--- Stored data ---

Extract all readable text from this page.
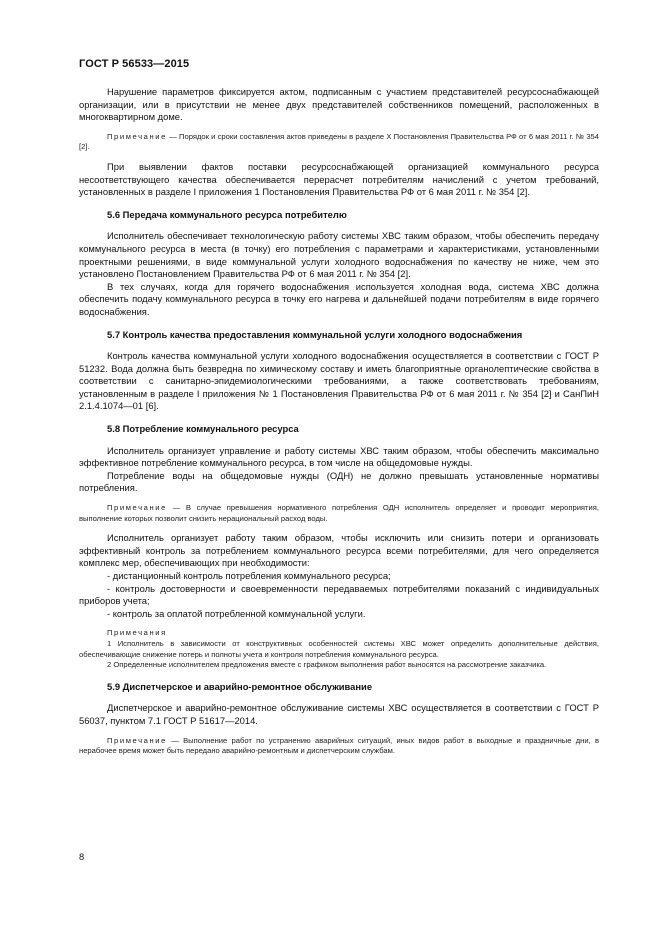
ГОСТ Р 56533—2015

Нарушение параметров фиксируется актом, подписанным с участием представителей ресурсоснабжающей организации, или в присутствии не менее двух представителей собственников помещений, расположенных в многоквартирном доме.

Примечание — Порядок и сроки составления актов приведены в разделе X Постановления Правительства РФ от 6 мая 2011 г. № 354 [2].

При выявлении фактов поставки ресурсоснабжающей организацией коммунального ресурса несоответствующего качества обеспечивается перерасчет потребителям начислений с учетом требований, установленных в разделе I приложения 1 Постановления Правительства РФ от 6 мая 2011 г. № 354 [2].

5.6 Передача коммунального ресурса потребителю

Исполнитель обеспечивает технологическую работу системы ХВС таким образом, чтобы обеспечить передачу коммунального ресурса в места (в точку) его потребления с параметрами и характеристиками, установленными проектными решениями, в виде коммунальной услуги холодного водоснабжения по качеству не ниже, чем это установлено Постановлением Правительства РФ от 6 мая 2011 г. № 354 [2].

В тех случаях, когда для горячего водоснабжения используется холодная вода, система ХВС должна обеспечить подачу коммунального ресурса в точку его нагрева и дальнейшей подачи потребителям в виде горячего водоснабжения.

5.7 Контроль качества предоставления коммунальной услуги холодного водоснабжения

Контроль качества коммунальной услуги холодного водоснабжения осуществляется в соответствии с ГОСТ Р 51232. Вода должна быть безвредна по химическому составу и иметь благоприятные органолептические свойства в соответствии с санитарно-эпидемиологическими требованиями, а также соответствовать требованиям, установленным в разделе I приложения № 1 Постановления Правительства РФ от 6 мая 2011 г. № 354 [2] и СанПиН 2.1.4.1074—01 [6].

5.8 Потребление коммунального ресурса

Исполнитель организует управление и работу системы ХВС таким образом, чтобы обеспечить максимально эффективное потребление коммунального ресурса, в том числе на общедомовые нужды.

Потребление воды на общедомовые нужды (ОДН) не должно превышать установленные нормативы потребления.

Примечание — В случае превышения нормативного потребления ОДН исполнитель определяет и проводит мероприятия, выполнение которых позволит снизить нерациональный расход воды.

Исполнитель организует работу таким образом, чтобы исключить или снизить потери и организовать эффективный контроль за потреблением коммунального ресурса всеми потребителями, для чего определяется комплекс мер, обеспечивающих при необходимости:

- дистанционный контроль потребления коммунального ресурса;

- контроль достоверности и своевременности передаваемых потребителями показаний с индивидуальных приборов учета;

- контроль за оплатой потребленной коммунальной услуги.

Примечания

1 Исполнитель в зависимости от конструктивных особенностей системы ХВС может определить дополнительные действия, обеспечивающие снижение потерь и полноты учета и контроля потребления коммунального ресурса.

2 Определенные исполнителем предложения вместе с графиком выполнения работ выносятся на рассмотрение заказчика.

5.9 Диспетчерское и аварийно-ремонтное обслуживание

Диспетчерское и аварийно-ремонтное обслуживание системы ХВС осуществляется в соответствии с ГОСТ Р 56037, пунктом 7.1 ГОСТ Р 51617—2014.

Примечание — Выполнение работ по устранению аварийных ситуаций, иных видов работ в выходные и праздничные дни, в нерабочее время может быть передано аварийно-ремонтным и диспетчерским службам.

8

---

## Short task
Reproduce the full listing above verbatim, with no pictures included.

## The result
Extract all readable text from this page.
ГОСТ Р 56533—2015

Нарушение параметров фиксируется актом, подписанным с участием представителей ресурсоснабжающей организации, или в присутствии не менее двух представителей собственников помещений, расположенных в многоквартирном доме.

Примечание — Порядок и сроки составления актов приведены в разделе X Постановления Правительства РФ от 6 мая 2011 г. № 354 [2].

При выявлении фактов поставки ресурсоснабжающей организацией коммунального ресурса несоответствующего качества обеспечивается перерасчет потребителям начислений с учетом требований, установленных в разделе I приложения 1 Постановления Правительства РФ от 6 мая 2011 г. № 354 [2].

5.6 Передача коммунального ресурса потребителю

Исполнитель обеспечивает технологическую работу системы ХВС таким образом, чтобы обеспечить передачу коммунального ресурса в места (в точку) его потребления с параметрами и характеристиками, установленными проектными решениями, в виде коммунальной услуги холодного водоснабжения по качеству не ниже, чем это установлено Постановлением Правительства РФ от 6 мая 2011 г. № 354 [2].

В тех случаях, когда для горячего водоснабжения используется холодная вода, система ХВС должна обеспечить подачу коммунального ресурса в точку его нагрева и дальнейшей подачи потребителям в виде горячего водоснабжения.

5.7 Контроль качества предоставления коммунальной услуги холодного водоснабжения

Контроль качества коммунальной услуги холодного водоснабжения осуществляется в соответствии с ГОСТ Р 51232. Вода должна быть безвредна по химическому составу и иметь благоприятные органолептические свойства в соответствии с санитарно-эпидемиологическими требованиями, а также соответствовать требованиям, установленным в разделе I приложения № 1 Постановления Правительства РФ от 6 мая 2011 г. № 354 [2] и СанПиН 2.1.4.1074—01 [6].

5.8 Потребление коммунального ресурса

Исполнитель организует управление и работу системы ХВС таким образом, чтобы обеспечить максимально эффективное потребление коммунального ресурса, в том числе на общедомовые нужды.

Потребление воды на общедомовые нужды (ОДН) не должно превышать установленные нормативы потребления.

Примечание — В случае превышения нормативного потребления ОДН исполнитель определяет и проводит мероприятия, выполнение которых позволит снизить нерациональный расход воды.

Исполнитель организует работу таким образом, чтобы исключить или снизить потери и организовать эффективный контроль за потреблением коммунального ресурса всеми потребителями, для чего определяется комплекс мер, обеспечивающих при необходимости:

- дистанционный контроль потребления коммунального ресурса;

- контроль достоверности и своевременности передаваемых потребителями показаний с индивидуальных приборов учета;

- контроль за оплатой потребленной коммунальной услуги.

Примечания

1 Исполнитель в зависимости от конструктивных особенностей системы ХВС может определить дополнительные действия, обеспечивающие снижение потерь и полноты учета и контроля потребления коммунального ресурса.

2 Определенные исполнителем предложения вместе с графиком выполнения работ выносятся на рассмотрение заказчика.

5.9 Диспетчерское и аварийно-ремонтное обслуживание

Диспетчерское и аварийно-ремонтное обслуживание системы ХВС осуществляется в соответствии с ГОСТ Р 56037, пунктом 7.1 ГОСТ Р 51617—2014.

Примечание — Выполнение работ по устранению аварийных ситуаций, иных видов работ в выходные и праздничные дни, в нерабочее время может быть передано аварийно-ремонтным и диспетчерским службам.

8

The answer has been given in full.